### Dataset records
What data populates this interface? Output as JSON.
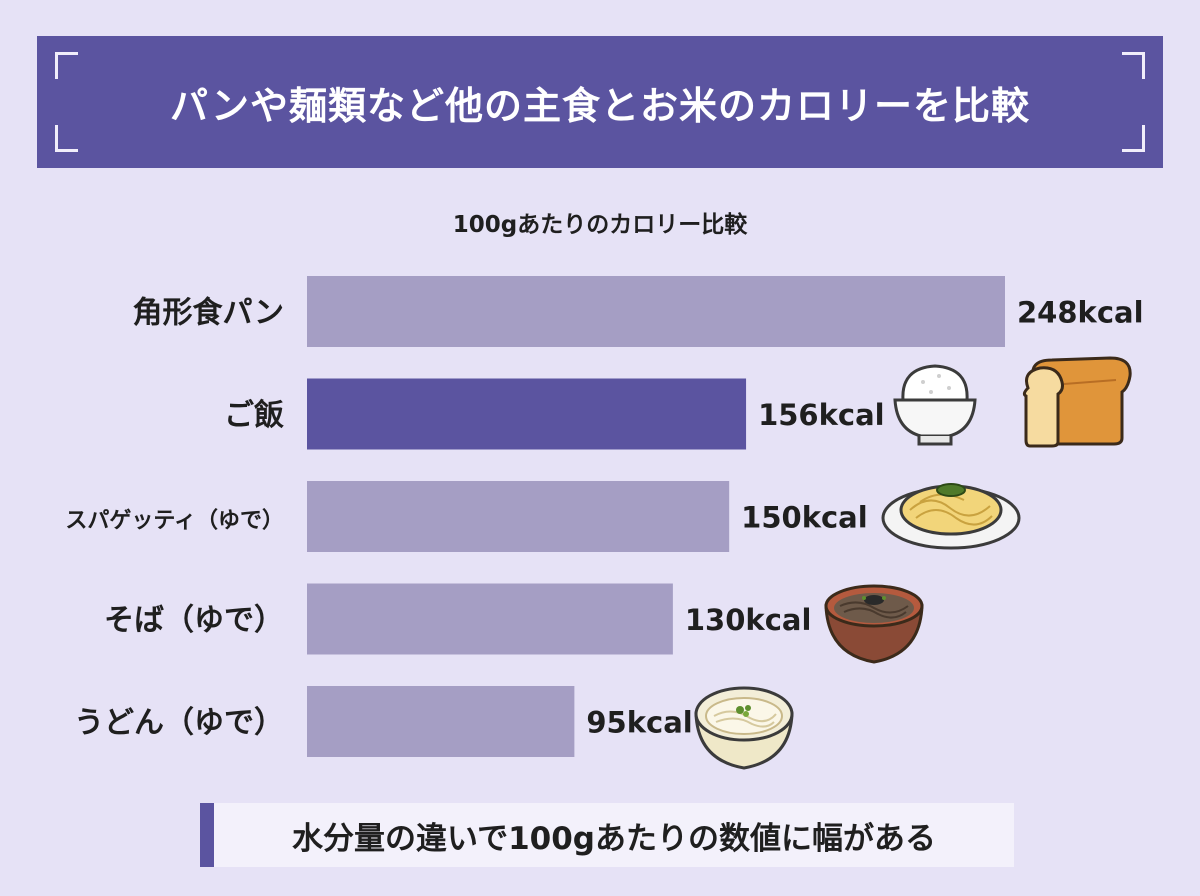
{
  "title": "パンや麺類など他の主食とお米のカロリーを比較",
  "note": "水分量の違いで100gあたりの数値に幅がある",
  "colors": {
    "background": "#e6e2f6",
    "accent": "#5b54a0",
    "bar": "#a59ec4",
    "bar_highlight": "#5b54a0"
  },
  "icons": [
    "bread-loaf-icon",
    "rice-bowl-icon",
    "spaghetti-plate-icon",
    "soba-bowl-icon",
    "udon-bowl-icon"
  ],
  "chart_data": {
    "type": "bar",
    "orientation": "horizontal",
    "title": "100gあたりのカロリー比較",
    "categories": [
      "角形食パン",
      "ご飯",
      "スパゲッティ（ゆで）",
      "そば（ゆで）",
      "うどん（ゆで）"
    ],
    "values": [
      248,
      156,
      150,
      130,
      95
    ],
    "value_labels": [
      "248kcal",
      "156kcal",
      "150kcal",
      "130kcal",
      "95kcal"
    ],
    "unit": "kcal",
    "highlight": "ご飯",
    "grid": false
  }
}
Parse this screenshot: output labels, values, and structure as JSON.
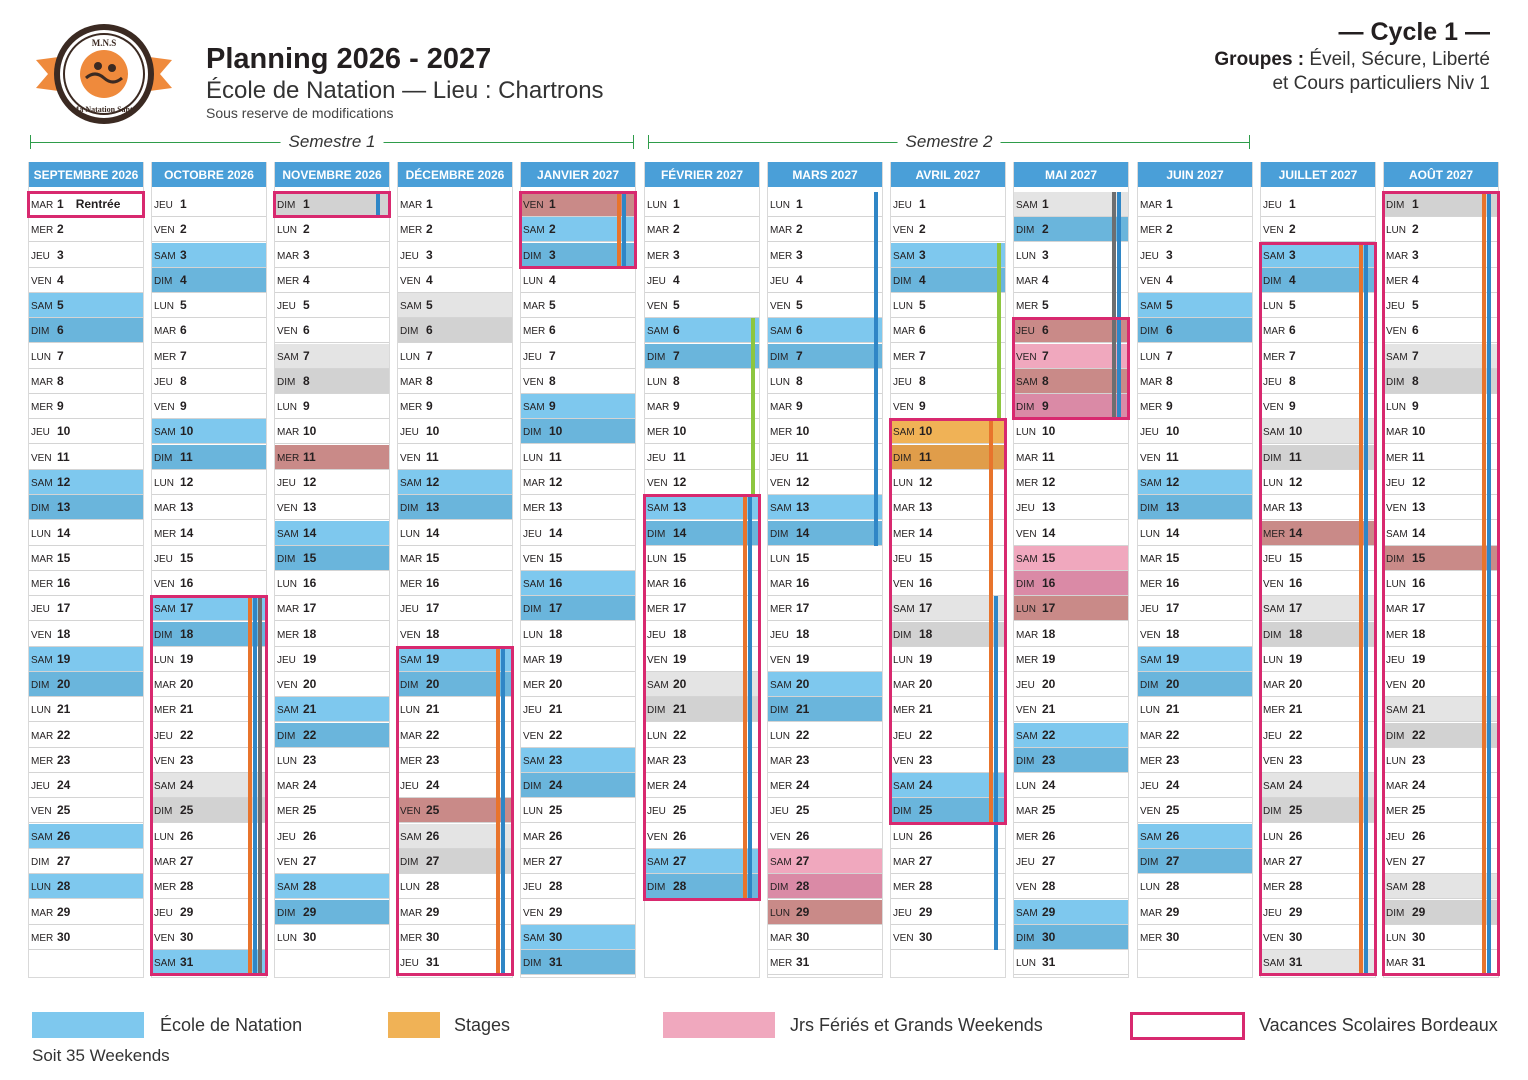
{
  "header": {
    "title": "Planning 2026 - 2027",
    "subtitle": "École de Natation — Lieu : Chartrons",
    "reserve": "Sous reserve de modifications",
    "cycle": "— Cycle 1 —",
    "groups_label": "Groupes :",
    "groups_line1": "Éveil, Sécure, Liberté",
    "groups_line2": "et Cours particuliers Niv 1"
  },
  "logo": {
    "top_text": "M.N.S",
    "ring_text": "Ma Natation Santé",
    "color": "#ef8a3c"
  },
  "semesters": [
    {
      "label": "Semestre 1"
    },
    {
      "label": "Semestre 2"
    }
  ],
  "months": [
    {
      "name": "SEPTEMBRE 2026",
      "start": 1,
      "days": 30,
      "extras": {
        "1": "Rentrée"
      },
      "school": [
        5,
        6,
        12,
        13,
        19,
        20,
        26,
        28
      ],
      "we": [],
      "ferie": [],
      "pink": [],
      "stage": []
    },
    {
      "name": "OCTOBRE 2026",
      "start": 3,
      "days": 31,
      "school": [
        3,
        4,
        10,
        11,
        17,
        18,
        31
      ],
      "we": [
        24,
        25
      ],
      "ferie": [],
      "pink": [],
      "stage": []
    },
    {
      "name": "NOVEMBRE 2026",
      "start": 6,
      "days": 30,
      "school": [
        14,
        15,
        21,
        22,
        28,
        29
      ],
      "we": [
        1,
        7,
        8
      ],
      "ferie": [
        11
      ],
      "pink": [],
      "stage": []
    },
    {
      "name": "DÉCEMBRE 2026",
      "start": 1,
      "days": 31,
      "school": [
        12,
        13,
        19,
        20
      ],
      "we": [
        5,
        6,
        26,
        27
      ],
      "ferie": [
        25
      ],
      "pink": [],
      "stage": []
    },
    {
      "name": "JANVIER 2027",
      "start": 4,
      "days": 31,
      "school": [
        2,
        3,
        9,
        10,
        16,
        17,
        23,
        24,
        30,
        31
      ],
      "we": [],
      "ferie": [
        1
      ],
      "pink": [],
      "stage": []
    },
    {
      "name": "FÉVRIER 2027",
      "start": 0,
      "days": 28,
      "school": [
        6,
        7,
        13,
        14,
        27,
        28
      ],
      "we": [
        20,
        21
      ],
      "ferie": [],
      "pink": [],
      "stage": []
    },
    {
      "name": "MARS 2027",
      "start": 0,
      "days": 31,
      "school": [
        6,
        7,
        13,
        14,
        20,
        21
      ],
      "we": [],
      "ferie": [
        29
      ],
      "pink": [
        27,
        28
      ],
      "stage": []
    },
    {
      "name": "AVRIL 2027",
      "start": 3,
      "days": 30,
      "school": [
        3,
        4,
        24,
        25
      ],
      "we": [
        17,
        18
      ],
      "ferie": [],
      "pink": [],
      "stage": [
        10,
        11
      ]
    },
    {
      "name": "MAI 2027",
      "start": 5,
      "days": 31,
      "school": [
        2,
        22,
        23,
        29,
        30
      ],
      "we": [
        1
      ],
      "ferie": [
        6,
        8,
        17
      ],
      "pink": [
        7,
        9,
        15,
        16
      ],
      "stage": []
    },
    {
      "name": "JUIN 2027",
      "start": 1,
      "days": 30,
      "school": [
        5,
        6,
        12,
        13,
        19,
        20,
        26,
        27
      ],
      "we": [],
      "ferie": [],
      "pink": [],
      "stage": []
    },
    {
      "name": "JUILLET 2027",
      "start": 3,
      "days": 31,
      "school": [
        3,
        4
      ],
      "we": [
        10,
        11,
        17,
        18,
        24,
        25,
        31
      ],
      "ferie": [
        14
      ],
      "pink": [],
      "stage": []
    },
    {
      "name": "AOÛT 2027",
      "start": 6,
      "days": 31,
      "school": [],
      "we": [
        1,
        7,
        8,
        21,
        22,
        28,
        29
      ],
      "ferie": [
        15
      ],
      "pink": [],
      "stage": []
    }
  ],
  "weekday_abbr": [
    "LUN",
    "MAR",
    "MER",
    "JEU",
    "VEN",
    "SAM",
    "DIM"
  ],
  "legend": [
    {
      "label": "École de Natation",
      "color": "#7ec8ee"
    },
    {
      "label": "Stages",
      "color": "#f0b256"
    },
    {
      "label": "Jrs Fériés et Grands Weekends",
      "color": "#f0a8be"
    },
    {
      "label": "Vacances Scolaires Bordeaux",
      "color": "#d8296f"
    }
  ],
  "weekends_note": "Soit 35 Weekends"
}
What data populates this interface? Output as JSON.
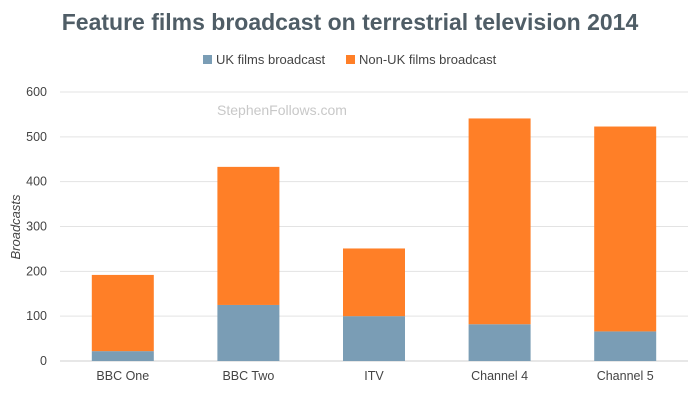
{
  "chart_data": {
    "type": "bar",
    "stacked": true,
    "title": "Feature films broadcast on terrestrial television 2014",
    "watermark": "StephenFollows.com",
    "ylabel": "Broadcasts",
    "xlabel": "",
    "ylim": [
      0,
      600
    ],
    "yticks": [
      0,
      100,
      200,
      300,
      400,
      500,
      600
    ],
    "categories": [
      "BBC One",
      "BBC Two",
      "ITV",
      "Channel 4",
      "Channel 5"
    ],
    "legend_position": "top",
    "grid": true,
    "series": [
      {
        "name": "UK films broadcast",
        "color": "#7a9db5",
        "values": [
          22,
          125,
          100,
          82,
          66
        ]
      },
      {
        "name": "Non-UK films broadcast",
        "color": "#ff7f27",
        "values": [
          170,
          308,
          151,
          459,
          457
        ]
      }
    ]
  }
}
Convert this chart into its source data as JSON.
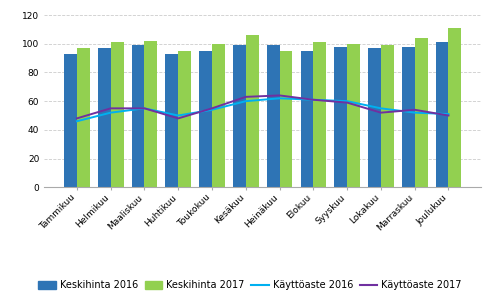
{
  "months": [
    "Tammikuu",
    "Helmikuu",
    "Maaliskuu",
    "Huhtikuu",
    "Toukokuu",
    "Kesäkuu",
    "Heinäkuu",
    "Elokuu",
    "Syyskuu",
    "Lokakuu",
    "Marraskuu",
    "Joulukuu"
  ],
  "keskihinta_2016": [
    93,
    97,
    99,
    93,
    95,
    99,
    99,
    95,
    98,
    97,
    98,
    101
  ],
  "keskihinta_2017": [
    97,
    101,
    102,
    95,
    100,
    106,
    95,
    101,
    100,
    99,
    104,
    111
  ],
  "kayttoaste_2016": [
    46,
    52,
    55,
    50,
    54,
    60,
    62,
    61,
    60,
    55,
    52,
    51
  ],
  "kayttoaste_2017": [
    48,
    55,
    55,
    48,
    55,
    63,
    64,
    61,
    59,
    52,
    54,
    50
  ],
  "bar_color_2016": "#2E74B5",
  "bar_color_2017": "#92D050",
  "line_color_2016": "#00B0F0",
  "line_color_2017": "#7030A0",
  "ylim": [
    0,
    120
  ],
  "yticks": [
    0,
    20,
    40,
    60,
    80,
    100,
    120
  ],
  "legend_labels": [
    "Keskihinta 2016",
    "Keskihinta 2017",
    "Käyttöaste 2016",
    "Käyttöaste 2017"
  ],
  "background_color": "#FFFFFF",
  "grid_color": "#CCCCCC",
  "tick_fontsize": 6.5,
  "legend_fontsize": 7,
  "bar_width": 0.38
}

### Exercise task
In the records above, find each line that holds the word "bowl"; copy all such lines.

### Task response
    "rice-bowl-icon",
    "soba-bowl-icon",
    "udon-bowl-icon"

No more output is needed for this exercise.